## Objective:
Every line below is to be quoted exactly, with nothing added or dropped.

## Entries shown:
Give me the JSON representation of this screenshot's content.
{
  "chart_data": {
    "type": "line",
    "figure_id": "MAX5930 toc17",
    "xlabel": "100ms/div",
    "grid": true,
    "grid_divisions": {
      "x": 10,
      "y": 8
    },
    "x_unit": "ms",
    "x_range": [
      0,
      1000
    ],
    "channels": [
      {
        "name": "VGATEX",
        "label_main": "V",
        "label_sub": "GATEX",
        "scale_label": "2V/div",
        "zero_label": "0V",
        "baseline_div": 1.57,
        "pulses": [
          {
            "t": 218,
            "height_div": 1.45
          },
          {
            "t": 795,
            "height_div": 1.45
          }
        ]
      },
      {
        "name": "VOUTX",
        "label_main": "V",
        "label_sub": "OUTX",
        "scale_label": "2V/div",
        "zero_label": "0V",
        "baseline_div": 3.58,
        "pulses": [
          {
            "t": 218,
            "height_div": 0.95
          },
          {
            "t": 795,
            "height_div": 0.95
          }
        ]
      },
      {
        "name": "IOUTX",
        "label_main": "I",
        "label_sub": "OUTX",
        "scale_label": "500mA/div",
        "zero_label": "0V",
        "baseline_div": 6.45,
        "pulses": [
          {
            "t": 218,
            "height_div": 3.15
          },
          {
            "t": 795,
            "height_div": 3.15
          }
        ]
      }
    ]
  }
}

## Output below:
Give me the JSON representation of this screenshot's content.
{
  "chart_data": {
    "type": "line",
    "figure_id": "MAX5930 toc17",
    "xlabel": "100ms/div",
    "grid": true,
    "grid_divisions": {
      "x": 10,
      "y": 8
    },
    "x_unit": "ms",
    "x_range": [
      0,
      1000
    ],
    "channels": [
      {
        "name": "VGATEX",
        "label_main": "V",
        "label_sub": "GATEX",
        "scale_label": "2V/div",
        "zero_label": "0V",
        "baseline_div": 1.57,
        "pulses": [
          {
            "t": 218,
            "height_div": 1.45
          },
          {
            "t": 795,
            "height_div": 1.45
          }
        ]
      },
      {
        "name": "VOUTX",
        "label_main": "V",
        "label_sub": "OUTX",
        "scale_label": "2V/div",
        "zero_label": "0V",
        "baseline_div": 3.58,
        "pulses": [
          {
            "t": 218,
            "height_div": 0.95
          },
          {
            "t": 795,
            "height_div": 0.95
          }
        ]
      },
      {
        "name": "IOUTX",
        "label_main": "I",
        "label_sub": "OUTX",
        "scale_label": "500mA/div",
        "zero_label": "0V",
        "baseline_div": 6.45,
        "pulses": [
          {
            "t": 218,
            "height_div": 3.15
          },
          {
            "t": 795,
            "height_div": 3.15
          }
        ]
      }
    ]
  }
}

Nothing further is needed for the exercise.